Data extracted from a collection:
__________________________________________________

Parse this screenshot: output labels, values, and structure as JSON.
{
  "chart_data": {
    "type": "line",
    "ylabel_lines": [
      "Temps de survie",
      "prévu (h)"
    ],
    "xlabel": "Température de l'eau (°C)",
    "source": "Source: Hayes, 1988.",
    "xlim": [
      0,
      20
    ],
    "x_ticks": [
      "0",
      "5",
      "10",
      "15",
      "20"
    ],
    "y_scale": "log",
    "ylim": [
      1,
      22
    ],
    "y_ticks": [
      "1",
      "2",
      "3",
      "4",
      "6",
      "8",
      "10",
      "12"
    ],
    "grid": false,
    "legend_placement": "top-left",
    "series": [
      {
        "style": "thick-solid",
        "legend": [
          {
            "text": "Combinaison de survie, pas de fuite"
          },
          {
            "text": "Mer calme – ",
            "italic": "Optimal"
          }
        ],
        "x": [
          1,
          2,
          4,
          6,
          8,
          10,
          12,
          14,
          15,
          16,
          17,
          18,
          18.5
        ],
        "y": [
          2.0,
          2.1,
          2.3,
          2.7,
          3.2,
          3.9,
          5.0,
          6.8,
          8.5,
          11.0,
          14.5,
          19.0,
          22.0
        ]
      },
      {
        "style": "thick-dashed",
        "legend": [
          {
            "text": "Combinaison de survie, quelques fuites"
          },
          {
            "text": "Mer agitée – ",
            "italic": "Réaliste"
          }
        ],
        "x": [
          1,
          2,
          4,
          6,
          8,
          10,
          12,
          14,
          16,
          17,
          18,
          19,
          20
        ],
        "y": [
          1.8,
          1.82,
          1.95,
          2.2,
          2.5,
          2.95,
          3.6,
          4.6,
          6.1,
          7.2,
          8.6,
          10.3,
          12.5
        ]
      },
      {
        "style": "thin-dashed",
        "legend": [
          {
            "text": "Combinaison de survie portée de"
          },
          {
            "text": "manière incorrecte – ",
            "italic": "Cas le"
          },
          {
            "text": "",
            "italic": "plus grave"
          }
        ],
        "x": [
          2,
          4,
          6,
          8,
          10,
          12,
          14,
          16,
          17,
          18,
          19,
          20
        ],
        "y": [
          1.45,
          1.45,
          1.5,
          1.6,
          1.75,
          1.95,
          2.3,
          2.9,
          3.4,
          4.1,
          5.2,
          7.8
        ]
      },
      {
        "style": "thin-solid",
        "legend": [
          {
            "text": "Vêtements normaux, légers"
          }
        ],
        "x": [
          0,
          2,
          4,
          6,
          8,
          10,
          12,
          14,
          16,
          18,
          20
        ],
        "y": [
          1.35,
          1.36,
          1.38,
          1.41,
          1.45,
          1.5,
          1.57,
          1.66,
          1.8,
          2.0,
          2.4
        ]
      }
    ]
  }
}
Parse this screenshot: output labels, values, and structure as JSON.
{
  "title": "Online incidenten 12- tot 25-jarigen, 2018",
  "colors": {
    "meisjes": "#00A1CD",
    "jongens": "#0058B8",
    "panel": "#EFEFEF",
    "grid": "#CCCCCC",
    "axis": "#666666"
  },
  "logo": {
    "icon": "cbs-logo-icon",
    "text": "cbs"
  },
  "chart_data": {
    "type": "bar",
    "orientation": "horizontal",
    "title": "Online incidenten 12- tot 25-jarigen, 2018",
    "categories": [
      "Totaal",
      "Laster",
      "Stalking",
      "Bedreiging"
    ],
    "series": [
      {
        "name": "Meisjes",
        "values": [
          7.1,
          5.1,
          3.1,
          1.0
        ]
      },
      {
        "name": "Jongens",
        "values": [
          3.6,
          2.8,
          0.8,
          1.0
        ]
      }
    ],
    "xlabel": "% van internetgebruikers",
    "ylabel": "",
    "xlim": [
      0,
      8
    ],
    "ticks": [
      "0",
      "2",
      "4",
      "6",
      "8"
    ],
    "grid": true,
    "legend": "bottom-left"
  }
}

__________________________________________________

What is expected:
Copy out all the entries shown above, character for character.

Problem solution:
Parse this screenshot: output labels, values, and structure as JSON.
{
  "chart_data": {
    "type": "line",
    "ylabel_lines": [
      "Temps de survie",
      "prévu (h)"
    ],
    "xlabel": "Température de l'eau (°C)",
    "source": "Source: Hayes, 1988.",
    "xlim": [
      0,
      20
    ],
    "x_ticks": [
      "0",
      "5",
      "10",
      "15",
      "20"
    ],
    "y_scale": "log",
    "ylim": [
      1,
      22
    ],
    "y_ticks": [
      "1",
      "2",
      "3",
      "4",
      "6",
      "8",
      "10",
      "12"
    ],
    "grid": false,
    "legend_placement": "top-left",
    "series": [
      {
        "style": "thick-solid",
        "legend": [
          {
            "text": "Combinaison de survie, pas de fuite"
          },
          {
            "text": "Mer calme – ",
            "italic": "Optimal"
          }
        ],
        "x": [
          1,
          2,
          4,
          6,
          8,
          10,
          12,
          14,
          15,
          16,
          17,
          18,
          18.5
        ],
        "y": [
          2.0,
          2.1,
          2.3,
          2.7,
          3.2,
          3.9,
          5.0,
          6.8,
          8.5,
          11.0,
          14.5,
          19.0,
          22.0
        ]
      },
      {
        "style": "thick-dashed",
        "legend": [
          {
            "text": "Combinaison de survie, quelques fuites"
          },
          {
            "text": "Mer agitée – ",
            "italic": "Réaliste"
          }
        ],
        "x": [
          1,
          2,
          4,
          6,
          8,
          10,
          12,
          14,
          16,
          17,
          18,
          19,
          20
        ],
        "y": [
          1.8,
          1.82,
          1.95,
          2.2,
          2.5,
          2.95,
          3.6,
          4.6,
          6.1,
          7.2,
          8.6,
          10.3,
          12.5
        ]
      },
      {
        "style": "thin-dashed",
        "legend": [
          {
            "text": "Combinaison de survie portée de"
          },
          {
            "text": "manière incorrecte – ",
            "italic": "Cas le"
          },
          {
            "text": "",
            "italic": "plus grave"
          }
        ],
        "x": [
          2,
          4,
          6,
          8,
          10,
          12,
          14,
          16,
          17,
          18,
          19,
          20
        ],
        "y": [
          1.45,
          1.45,
          1.5,
          1.6,
          1.75,
          1.95,
          2.3,
          2.9,
          3.4,
          4.1,
          5.2,
          7.8
        ]
      },
      {
        "style": "thin-solid",
        "legend": [
          {
            "text": "Vêtements normaux, légers"
          }
        ],
        "x": [
          0,
          2,
          4,
          6,
          8,
          10,
          12,
          14,
          16,
          18,
          20
        ],
        "y": [
          1.35,
          1.36,
          1.38,
          1.41,
          1.45,
          1.5,
          1.57,
          1.66,
          1.8,
          2.0,
          2.4
        ]
      }
    ]
  }
}
Parse this screenshot: output labels, values, and structure as JSON.
{
  "title": "Online incidenten 12- tot 25-jarigen, 2018",
  "colors": {
    "meisjes": "#00A1CD",
    "jongens": "#0058B8",
    "panel": "#EFEFEF",
    "grid": "#CCCCCC",
    "axis": "#666666"
  },
  "logo": {
    "icon": "cbs-logo-icon",
    "text": "cbs"
  },
  "chart_data": {
    "type": "bar",
    "orientation": "horizontal",
    "title": "Online incidenten 12- tot 25-jarigen, 2018",
    "categories": [
      "Totaal",
      "Laster",
      "Stalking",
      "Bedreiging"
    ],
    "series": [
      {
        "name": "Meisjes",
        "values": [
          7.1,
          5.1,
          3.1,
          1.0
        ]
      },
      {
        "name": "Jongens",
        "values": [
          3.6,
          2.8,
          0.8,
          1.0
        ]
      }
    ],
    "xlabel": "% van internetgebruikers",
    "ylabel": "",
    "xlim": [
      0,
      8
    ],
    "ticks": [
      "0",
      "2",
      "4",
      "6",
      "8"
    ],
    "grid": true,
    "legend": "bottom-left"
  }
}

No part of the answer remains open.